> GIVEN REQUEST
Give the count of lines holding the string "from" and nothing else.

> Stored data
____
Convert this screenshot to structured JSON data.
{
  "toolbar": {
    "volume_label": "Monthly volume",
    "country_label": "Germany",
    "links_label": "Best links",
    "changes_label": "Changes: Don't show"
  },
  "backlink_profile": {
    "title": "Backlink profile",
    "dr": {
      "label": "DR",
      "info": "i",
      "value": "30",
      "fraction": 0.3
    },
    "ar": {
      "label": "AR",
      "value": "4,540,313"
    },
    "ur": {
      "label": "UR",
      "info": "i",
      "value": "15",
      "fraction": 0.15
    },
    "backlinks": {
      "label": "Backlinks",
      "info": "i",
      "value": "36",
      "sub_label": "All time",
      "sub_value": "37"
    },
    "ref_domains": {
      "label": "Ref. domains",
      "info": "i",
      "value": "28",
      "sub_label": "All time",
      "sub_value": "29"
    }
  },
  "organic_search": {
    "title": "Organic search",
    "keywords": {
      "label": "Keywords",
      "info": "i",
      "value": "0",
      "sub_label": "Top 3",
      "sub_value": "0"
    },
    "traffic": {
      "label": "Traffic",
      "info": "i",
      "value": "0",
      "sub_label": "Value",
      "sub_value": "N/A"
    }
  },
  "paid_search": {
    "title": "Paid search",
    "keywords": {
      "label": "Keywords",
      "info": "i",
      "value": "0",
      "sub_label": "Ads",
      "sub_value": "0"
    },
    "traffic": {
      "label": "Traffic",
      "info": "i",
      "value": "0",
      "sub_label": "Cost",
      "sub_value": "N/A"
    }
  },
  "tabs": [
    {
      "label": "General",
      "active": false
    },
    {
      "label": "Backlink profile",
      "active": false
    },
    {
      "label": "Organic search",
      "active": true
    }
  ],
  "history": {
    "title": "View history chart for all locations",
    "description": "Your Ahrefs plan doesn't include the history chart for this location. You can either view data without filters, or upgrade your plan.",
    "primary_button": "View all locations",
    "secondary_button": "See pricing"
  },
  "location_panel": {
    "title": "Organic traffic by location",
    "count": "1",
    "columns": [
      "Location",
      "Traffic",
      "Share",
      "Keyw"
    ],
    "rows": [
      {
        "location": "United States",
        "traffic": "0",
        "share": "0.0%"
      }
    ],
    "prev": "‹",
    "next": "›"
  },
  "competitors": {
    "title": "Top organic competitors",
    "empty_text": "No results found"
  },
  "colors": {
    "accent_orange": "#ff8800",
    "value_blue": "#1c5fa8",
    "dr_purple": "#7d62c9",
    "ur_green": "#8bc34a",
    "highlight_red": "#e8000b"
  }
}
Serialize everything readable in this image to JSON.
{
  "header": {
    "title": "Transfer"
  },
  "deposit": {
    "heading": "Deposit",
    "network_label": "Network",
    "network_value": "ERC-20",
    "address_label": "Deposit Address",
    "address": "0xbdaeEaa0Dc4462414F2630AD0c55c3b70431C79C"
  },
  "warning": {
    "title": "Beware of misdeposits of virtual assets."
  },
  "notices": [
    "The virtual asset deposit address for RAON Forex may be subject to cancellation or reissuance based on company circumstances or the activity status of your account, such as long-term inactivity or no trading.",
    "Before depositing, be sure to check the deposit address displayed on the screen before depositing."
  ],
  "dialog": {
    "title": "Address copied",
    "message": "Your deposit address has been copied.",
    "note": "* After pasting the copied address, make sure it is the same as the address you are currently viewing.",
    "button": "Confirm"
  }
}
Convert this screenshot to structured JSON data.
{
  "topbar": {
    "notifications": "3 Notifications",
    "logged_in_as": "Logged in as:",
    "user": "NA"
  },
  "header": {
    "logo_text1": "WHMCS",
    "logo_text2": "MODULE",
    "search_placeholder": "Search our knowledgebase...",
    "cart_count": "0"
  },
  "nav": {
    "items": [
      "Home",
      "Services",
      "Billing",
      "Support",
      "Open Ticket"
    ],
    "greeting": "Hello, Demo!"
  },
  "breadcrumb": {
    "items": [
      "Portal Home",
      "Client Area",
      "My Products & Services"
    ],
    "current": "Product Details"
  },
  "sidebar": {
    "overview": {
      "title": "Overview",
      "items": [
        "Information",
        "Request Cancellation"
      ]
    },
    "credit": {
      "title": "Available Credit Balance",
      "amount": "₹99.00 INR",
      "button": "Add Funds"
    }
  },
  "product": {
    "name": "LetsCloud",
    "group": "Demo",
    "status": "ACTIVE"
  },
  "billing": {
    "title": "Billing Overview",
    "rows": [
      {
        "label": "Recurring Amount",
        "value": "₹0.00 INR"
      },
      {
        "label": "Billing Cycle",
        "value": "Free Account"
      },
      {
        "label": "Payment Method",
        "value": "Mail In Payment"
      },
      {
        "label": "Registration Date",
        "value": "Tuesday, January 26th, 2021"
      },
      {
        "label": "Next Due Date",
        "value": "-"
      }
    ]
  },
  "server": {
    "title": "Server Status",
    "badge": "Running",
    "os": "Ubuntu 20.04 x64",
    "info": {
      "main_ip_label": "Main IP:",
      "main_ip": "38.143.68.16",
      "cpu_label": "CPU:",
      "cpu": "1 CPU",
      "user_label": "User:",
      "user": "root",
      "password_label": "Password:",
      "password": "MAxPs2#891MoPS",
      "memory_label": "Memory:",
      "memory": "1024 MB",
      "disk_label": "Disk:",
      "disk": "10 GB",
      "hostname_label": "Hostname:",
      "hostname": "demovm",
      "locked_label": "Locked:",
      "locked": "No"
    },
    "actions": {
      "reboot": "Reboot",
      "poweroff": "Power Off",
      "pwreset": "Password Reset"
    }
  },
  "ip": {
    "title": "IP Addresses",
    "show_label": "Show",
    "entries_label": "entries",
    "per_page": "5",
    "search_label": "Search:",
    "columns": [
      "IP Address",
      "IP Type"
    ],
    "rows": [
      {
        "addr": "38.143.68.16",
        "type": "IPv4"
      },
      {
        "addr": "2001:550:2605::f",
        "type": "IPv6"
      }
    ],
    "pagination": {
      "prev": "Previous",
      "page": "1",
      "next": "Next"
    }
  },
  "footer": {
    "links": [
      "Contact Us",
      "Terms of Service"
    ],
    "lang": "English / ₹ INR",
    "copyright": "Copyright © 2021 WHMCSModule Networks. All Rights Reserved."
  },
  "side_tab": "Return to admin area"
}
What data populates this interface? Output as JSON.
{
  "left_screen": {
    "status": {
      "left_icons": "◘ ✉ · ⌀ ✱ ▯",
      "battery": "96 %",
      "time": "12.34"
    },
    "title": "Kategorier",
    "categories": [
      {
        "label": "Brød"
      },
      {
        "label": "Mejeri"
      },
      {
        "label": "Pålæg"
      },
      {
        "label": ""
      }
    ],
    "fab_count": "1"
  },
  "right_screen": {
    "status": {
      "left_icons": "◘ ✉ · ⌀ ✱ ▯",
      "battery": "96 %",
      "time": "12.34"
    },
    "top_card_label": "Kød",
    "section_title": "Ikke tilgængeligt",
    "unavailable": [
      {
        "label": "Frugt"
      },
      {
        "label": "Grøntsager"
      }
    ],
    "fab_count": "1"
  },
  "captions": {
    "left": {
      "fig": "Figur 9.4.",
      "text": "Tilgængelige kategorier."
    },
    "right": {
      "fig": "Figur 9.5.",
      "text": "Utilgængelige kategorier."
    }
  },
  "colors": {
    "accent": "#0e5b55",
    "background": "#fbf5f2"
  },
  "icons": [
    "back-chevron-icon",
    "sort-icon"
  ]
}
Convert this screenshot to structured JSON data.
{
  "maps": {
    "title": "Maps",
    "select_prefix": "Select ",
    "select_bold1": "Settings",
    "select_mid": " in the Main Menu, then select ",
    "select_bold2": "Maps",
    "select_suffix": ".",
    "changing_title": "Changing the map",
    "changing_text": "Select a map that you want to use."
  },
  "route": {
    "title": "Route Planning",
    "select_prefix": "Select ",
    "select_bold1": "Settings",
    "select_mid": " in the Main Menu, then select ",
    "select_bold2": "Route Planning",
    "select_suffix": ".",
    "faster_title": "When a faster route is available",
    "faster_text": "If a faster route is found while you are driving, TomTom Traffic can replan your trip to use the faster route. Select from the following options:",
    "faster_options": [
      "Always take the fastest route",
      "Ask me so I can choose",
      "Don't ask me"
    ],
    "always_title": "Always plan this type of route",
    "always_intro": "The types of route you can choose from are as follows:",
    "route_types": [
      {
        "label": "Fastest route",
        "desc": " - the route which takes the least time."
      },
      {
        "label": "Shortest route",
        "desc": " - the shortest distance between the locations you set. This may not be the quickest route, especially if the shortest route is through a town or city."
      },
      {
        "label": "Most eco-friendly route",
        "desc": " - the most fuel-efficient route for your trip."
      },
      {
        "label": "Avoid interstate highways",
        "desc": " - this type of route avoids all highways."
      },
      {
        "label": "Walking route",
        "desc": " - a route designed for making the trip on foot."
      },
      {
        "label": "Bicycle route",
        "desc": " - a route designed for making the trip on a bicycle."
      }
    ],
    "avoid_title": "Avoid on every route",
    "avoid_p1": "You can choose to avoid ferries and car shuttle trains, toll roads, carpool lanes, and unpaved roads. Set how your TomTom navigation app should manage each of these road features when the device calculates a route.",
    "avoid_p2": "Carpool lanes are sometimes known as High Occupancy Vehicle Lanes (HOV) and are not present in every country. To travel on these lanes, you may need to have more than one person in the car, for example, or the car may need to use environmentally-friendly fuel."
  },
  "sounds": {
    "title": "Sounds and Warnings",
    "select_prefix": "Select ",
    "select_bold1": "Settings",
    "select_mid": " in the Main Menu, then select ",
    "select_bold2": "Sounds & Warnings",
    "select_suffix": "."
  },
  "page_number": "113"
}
____
> RESULT OF THIS TASK
2